== The task ==
Please print every record below exactly as it appears.

++++

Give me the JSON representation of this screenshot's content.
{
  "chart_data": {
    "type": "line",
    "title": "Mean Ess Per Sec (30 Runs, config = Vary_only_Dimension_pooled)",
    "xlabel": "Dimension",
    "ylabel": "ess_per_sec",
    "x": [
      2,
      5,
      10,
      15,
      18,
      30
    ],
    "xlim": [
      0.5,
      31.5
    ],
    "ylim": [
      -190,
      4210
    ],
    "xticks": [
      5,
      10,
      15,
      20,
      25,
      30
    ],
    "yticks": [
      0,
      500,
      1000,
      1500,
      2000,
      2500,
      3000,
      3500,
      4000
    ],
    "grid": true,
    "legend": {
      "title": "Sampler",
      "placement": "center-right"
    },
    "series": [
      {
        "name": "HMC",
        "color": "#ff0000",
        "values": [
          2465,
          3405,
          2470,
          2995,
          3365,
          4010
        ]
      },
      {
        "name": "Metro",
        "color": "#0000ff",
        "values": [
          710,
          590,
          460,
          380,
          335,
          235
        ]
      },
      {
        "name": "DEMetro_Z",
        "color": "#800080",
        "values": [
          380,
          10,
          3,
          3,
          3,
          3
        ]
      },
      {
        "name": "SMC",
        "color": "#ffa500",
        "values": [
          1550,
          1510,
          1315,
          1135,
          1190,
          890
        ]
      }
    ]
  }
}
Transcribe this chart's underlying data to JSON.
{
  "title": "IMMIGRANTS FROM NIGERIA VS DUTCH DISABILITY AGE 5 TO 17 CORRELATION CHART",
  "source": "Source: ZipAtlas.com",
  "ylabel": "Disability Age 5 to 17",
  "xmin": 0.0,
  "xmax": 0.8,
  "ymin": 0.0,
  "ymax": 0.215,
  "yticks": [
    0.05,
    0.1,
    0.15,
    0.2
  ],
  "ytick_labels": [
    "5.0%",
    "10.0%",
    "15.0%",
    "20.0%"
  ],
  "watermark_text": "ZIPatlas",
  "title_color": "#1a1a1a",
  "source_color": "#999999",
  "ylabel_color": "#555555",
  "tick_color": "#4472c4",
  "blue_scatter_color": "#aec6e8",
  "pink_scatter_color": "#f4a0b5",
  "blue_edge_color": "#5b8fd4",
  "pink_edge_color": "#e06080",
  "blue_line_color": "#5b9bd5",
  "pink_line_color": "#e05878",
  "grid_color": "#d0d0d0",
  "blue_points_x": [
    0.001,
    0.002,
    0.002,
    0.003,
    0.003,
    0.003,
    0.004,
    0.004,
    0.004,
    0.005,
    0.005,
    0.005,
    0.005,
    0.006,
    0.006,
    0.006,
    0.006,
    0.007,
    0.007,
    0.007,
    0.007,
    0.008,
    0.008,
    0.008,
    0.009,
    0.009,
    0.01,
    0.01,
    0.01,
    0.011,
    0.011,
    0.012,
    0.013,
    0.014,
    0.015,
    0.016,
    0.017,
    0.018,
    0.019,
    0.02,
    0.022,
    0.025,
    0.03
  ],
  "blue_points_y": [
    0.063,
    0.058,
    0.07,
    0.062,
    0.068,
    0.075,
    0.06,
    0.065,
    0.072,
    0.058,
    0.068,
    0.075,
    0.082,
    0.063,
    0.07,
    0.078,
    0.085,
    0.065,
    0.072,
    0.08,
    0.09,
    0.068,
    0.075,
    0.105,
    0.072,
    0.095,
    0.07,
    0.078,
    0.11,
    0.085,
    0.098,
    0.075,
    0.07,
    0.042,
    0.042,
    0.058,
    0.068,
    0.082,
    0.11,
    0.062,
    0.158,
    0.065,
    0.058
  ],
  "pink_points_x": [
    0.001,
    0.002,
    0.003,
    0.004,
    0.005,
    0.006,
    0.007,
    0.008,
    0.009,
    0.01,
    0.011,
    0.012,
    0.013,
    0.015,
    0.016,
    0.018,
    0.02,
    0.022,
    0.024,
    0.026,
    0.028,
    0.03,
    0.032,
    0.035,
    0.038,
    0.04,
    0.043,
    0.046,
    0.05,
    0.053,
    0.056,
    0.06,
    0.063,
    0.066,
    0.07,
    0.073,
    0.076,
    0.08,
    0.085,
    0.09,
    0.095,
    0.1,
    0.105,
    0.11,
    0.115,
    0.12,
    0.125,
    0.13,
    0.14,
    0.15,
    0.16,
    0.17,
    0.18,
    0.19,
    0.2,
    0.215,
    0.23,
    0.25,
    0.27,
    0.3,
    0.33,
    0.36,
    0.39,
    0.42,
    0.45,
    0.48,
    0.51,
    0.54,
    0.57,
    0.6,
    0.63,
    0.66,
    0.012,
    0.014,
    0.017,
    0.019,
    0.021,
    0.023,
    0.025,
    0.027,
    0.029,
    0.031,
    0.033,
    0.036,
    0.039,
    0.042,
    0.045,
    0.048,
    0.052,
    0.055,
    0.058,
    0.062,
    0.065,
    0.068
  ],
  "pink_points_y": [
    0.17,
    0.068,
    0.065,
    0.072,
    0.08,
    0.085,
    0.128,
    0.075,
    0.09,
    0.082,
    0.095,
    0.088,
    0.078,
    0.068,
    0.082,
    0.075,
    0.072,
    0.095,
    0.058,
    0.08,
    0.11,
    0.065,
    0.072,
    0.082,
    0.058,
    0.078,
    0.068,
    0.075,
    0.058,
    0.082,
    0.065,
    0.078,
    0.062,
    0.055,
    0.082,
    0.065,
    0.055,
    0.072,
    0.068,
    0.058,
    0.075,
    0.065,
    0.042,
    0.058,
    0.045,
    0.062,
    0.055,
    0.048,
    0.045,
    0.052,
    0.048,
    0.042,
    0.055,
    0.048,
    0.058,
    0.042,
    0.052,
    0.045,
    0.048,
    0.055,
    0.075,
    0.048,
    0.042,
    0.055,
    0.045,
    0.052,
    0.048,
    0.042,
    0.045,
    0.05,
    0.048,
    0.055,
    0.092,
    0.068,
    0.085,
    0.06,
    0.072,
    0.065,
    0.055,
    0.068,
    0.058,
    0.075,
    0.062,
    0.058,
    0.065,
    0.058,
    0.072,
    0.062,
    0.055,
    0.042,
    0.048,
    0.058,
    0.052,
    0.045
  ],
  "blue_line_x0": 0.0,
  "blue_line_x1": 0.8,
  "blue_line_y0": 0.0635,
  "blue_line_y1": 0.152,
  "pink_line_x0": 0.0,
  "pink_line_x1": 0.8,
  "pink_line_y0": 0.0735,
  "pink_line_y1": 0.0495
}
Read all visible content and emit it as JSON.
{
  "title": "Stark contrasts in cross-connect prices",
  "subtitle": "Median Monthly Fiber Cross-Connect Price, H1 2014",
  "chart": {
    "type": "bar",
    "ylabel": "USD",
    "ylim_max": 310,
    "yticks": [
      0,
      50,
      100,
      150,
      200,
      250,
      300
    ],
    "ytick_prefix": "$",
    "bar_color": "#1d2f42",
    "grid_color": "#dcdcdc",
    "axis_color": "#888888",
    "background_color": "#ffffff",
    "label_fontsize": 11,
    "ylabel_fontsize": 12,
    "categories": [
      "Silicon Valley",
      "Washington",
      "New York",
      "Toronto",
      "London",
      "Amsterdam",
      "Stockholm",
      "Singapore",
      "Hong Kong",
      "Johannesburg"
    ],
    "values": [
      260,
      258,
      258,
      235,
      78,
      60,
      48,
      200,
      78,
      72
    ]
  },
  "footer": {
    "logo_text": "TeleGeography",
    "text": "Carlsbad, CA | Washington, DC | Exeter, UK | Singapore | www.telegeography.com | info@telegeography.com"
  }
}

++++

== Complete response ==
Give me the JSON representation of this screenshot's content.
{
  "chart_data": {
    "type": "line",
    "title": "Mean Ess Per Sec (30 Runs, config = Vary_only_Dimension_pooled)",
    "xlabel": "Dimension",
    "ylabel": "ess_per_sec",
    "x": [
      2,
      5,
      10,
      15,
      18,
      30
    ],
    "xlim": [
      0.5,
      31.5
    ],
    "ylim": [
      -190,
      4210
    ],
    "xticks": [
      5,
      10,
      15,
      20,
      25,
      30
    ],
    "yticks": [
      0,
      500,
      1000,
      1500,
      2000,
      2500,
      3000,
      3500,
      4000
    ],
    "grid": true,
    "legend": {
      "title": "Sampler",
      "placement": "center-right"
    },
    "series": [
      {
        "name": "HMC",
        "color": "#ff0000",
        "values": [
          2465,
          3405,
          2470,
          2995,
          3365,
          4010
        ]
      },
      {
        "name": "Metro",
        "color": "#0000ff",
        "values": [
          710,
          590,
          460,
          380,
          335,
          235
        ]
      },
      {
        "name": "DEMetro_Z",
        "color": "#800080",
        "values": [
          380,
          10,
          3,
          3,
          3,
          3
        ]
      },
      {
        "name": "SMC",
        "color": "#ffa500",
        "values": [
          1550,
          1510,
          1315,
          1135,
          1190,
          890
        ]
      }
    ]
  }
}
Transcribe this chart's underlying data to JSON.
{
  "title": "IMMIGRANTS FROM NIGERIA VS DUTCH DISABILITY AGE 5 TO 17 CORRELATION CHART",
  "source": "Source: ZipAtlas.com",
  "ylabel": "Disability Age 5 to 17",
  "xmin": 0.0,
  "xmax": 0.8,
  "ymin": 0.0,
  "ymax": 0.215,
  "yticks": [
    0.05,
    0.1,
    0.15,
    0.2
  ],
  "ytick_labels": [
    "5.0%",
    "10.0%",
    "15.0%",
    "20.0%"
  ],
  "watermark_text": "ZIPatlas",
  "title_color": "#1a1a1a",
  "source_color": "#999999",
  "ylabel_color": "#555555",
  "tick_color": "#4472c4",
  "blue_scatter_color": "#aec6e8",
  "pink_scatter_color": "#f4a0b5",
  "blue_edge_color": "#5b8fd4",
  "pink_edge_color": "#e06080",
  "blue_line_color": "#5b9bd5",
  "pink_line_color": "#e05878",
  "grid_color": "#d0d0d0",
  "blue_points_x": [
    0.001,
    0.002,
    0.002,
    0.003,
    0.003,
    0.003,
    0.004,
    0.004,
    0.004,
    0.005,
    0.005,
    0.005,
    0.005,
    0.006,
    0.006,
    0.006,
    0.006,
    0.007,
    0.007,
    0.007,
    0.007,
    0.008,
    0.008,
    0.008,
    0.009,
    0.009,
    0.01,
    0.01,
    0.01,
    0.011,
    0.011,
    0.012,
    0.013,
    0.014,
    0.015,
    0.016,
    0.017,
    0.018,
    0.019,
    0.02,
    0.022,
    0.025,
    0.03
  ],
  "blue_points_y": [
    0.063,
    0.058,
    0.07,
    0.062,
    0.068,
    0.075,
    0.06,
    0.065,
    0.072,
    0.058,
    0.068,
    0.075,
    0.082,
    0.063,
    0.07,
    0.078,
    0.085,
    0.065,
    0.072,
    0.08,
    0.09,
    0.068,
    0.075,
    0.105,
    0.072,
    0.095,
    0.07,
    0.078,
    0.11,
    0.085,
    0.098,
    0.075,
    0.07,
    0.042,
    0.042,
    0.058,
    0.068,
    0.082,
    0.11,
    0.062,
    0.158,
    0.065,
    0.058
  ],
  "pink_points_x": [
    0.001,
    0.002,
    0.003,
    0.004,
    0.005,
    0.006,
    0.007,
    0.008,
    0.009,
    0.01,
    0.011,
    0.012,
    0.013,
    0.015,
    0.016,
    0.018,
    0.02,
    0.022,
    0.024,
    0.026,
    0.028,
    0.03,
    0.032,
    0.035,
    0.038,
    0.04,
    0.043,
    0.046,
    0.05,
    0.053,
    0.056,
    0.06,
    0.063,
    0.066,
    0.07,
    0.073,
    0.076,
    0.08,
    0.085,
    0.09,
    0.095,
    0.1,
    0.105,
    0.11,
    0.115,
    0.12,
    0.125,
    0.13,
    0.14,
    0.15,
    0.16,
    0.17,
    0.18,
    0.19,
    0.2,
    0.215,
    0.23,
    0.25,
    0.27,
    0.3,
    0.33,
    0.36,
    0.39,
    0.42,
    0.45,
    0.48,
    0.51,
    0.54,
    0.57,
    0.6,
    0.63,
    0.66,
    0.012,
    0.014,
    0.017,
    0.019,
    0.021,
    0.023,
    0.025,
    0.027,
    0.029,
    0.031,
    0.033,
    0.036,
    0.039,
    0.042,
    0.045,
    0.048,
    0.052,
    0.055,
    0.058,
    0.062,
    0.065,
    0.068
  ],
  "pink_points_y": [
    0.17,
    0.068,
    0.065,
    0.072,
    0.08,
    0.085,
    0.128,
    0.075,
    0.09,
    0.082,
    0.095,
    0.088,
    0.078,
    0.068,
    0.082,
    0.075,
    0.072,
    0.095,
    0.058,
    0.08,
    0.11,
    0.065,
    0.072,
    0.082,
    0.058,
    0.078,
    0.068,
    0.075,
    0.058,
    0.082,
    0.065,
    0.078,
    0.062,
    0.055,
    0.082,
    0.065,
    0.055,
    0.072,
    0.068,
    0.058,
    0.075,
    0.065,
    0.042,
    0.058,
    0.045,
    0.062,
    0.055,
    0.048,
    0.045,
    0.052,
    0.048,
    0.042,
    0.055,
    0.048,
    0.058,
    0.042,
    0.052,
    0.045,
    0.048,
    0.055,
    0.075,
    0.048,
    0.042,
    0.055,
    0.045,
    0.052,
    0.048,
    0.042,
    0.045,
    0.05,
    0.048,
    0.055,
    0.092,
    0.068,
    0.085,
    0.06,
    0.072,
    0.065,
    0.055,
    0.068,
    0.058,
    0.075,
    0.062,
    0.058,
    0.065,
    0.058,
    0.072,
    0.062,
    0.055,
    0.042,
    0.048,
    0.058,
    0.052,
    0.045
  ],
  "blue_line_x0": 0.0,
  "blue_line_x1": 0.8,
  "blue_line_y0": 0.0635,
  "blue_line_y1": 0.152,
  "pink_line_x0": 0.0,
  "pink_line_x1": 0.8,
  "pink_line_y0": 0.0735,
  "pink_line_y1": 0.0495
}
Read all visible content and emit it as JSON.
{
  "title": "Stark contrasts in cross-connect prices",
  "subtitle": "Median Monthly Fiber Cross-Connect Price, H1 2014",
  "chart": {
    "type": "bar",
    "ylabel": "USD",
    "ylim_max": 310,
    "yticks": [
      0,
      50,
      100,
      150,
      200,
      250,
      300
    ],
    "ytick_prefix": "$",
    "bar_color": "#1d2f42",
    "grid_color": "#dcdcdc",
    "axis_color": "#888888",
    "background_color": "#ffffff",
    "label_fontsize": 11,
    "ylabel_fontsize": 12,
    "categories": [
      "Silicon Valley",
      "Washington",
      "New York",
      "Toronto",
      "London",
      "Amsterdam",
      "Stockholm",
      "Singapore",
      "Hong Kong",
      "Johannesburg"
    ],
    "values": [
      260,
      258,
      258,
      235,
      78,
      60,
      48,
      200,
      78,
      72
    ]
  },
  "footer": {
    "logo_text": "TeleGeography",
    "text": "Carlsbad, CA | Washington, DC | Exeter, UK | Singapore | www.telegeography.com | info@telegeography.com"
  }
}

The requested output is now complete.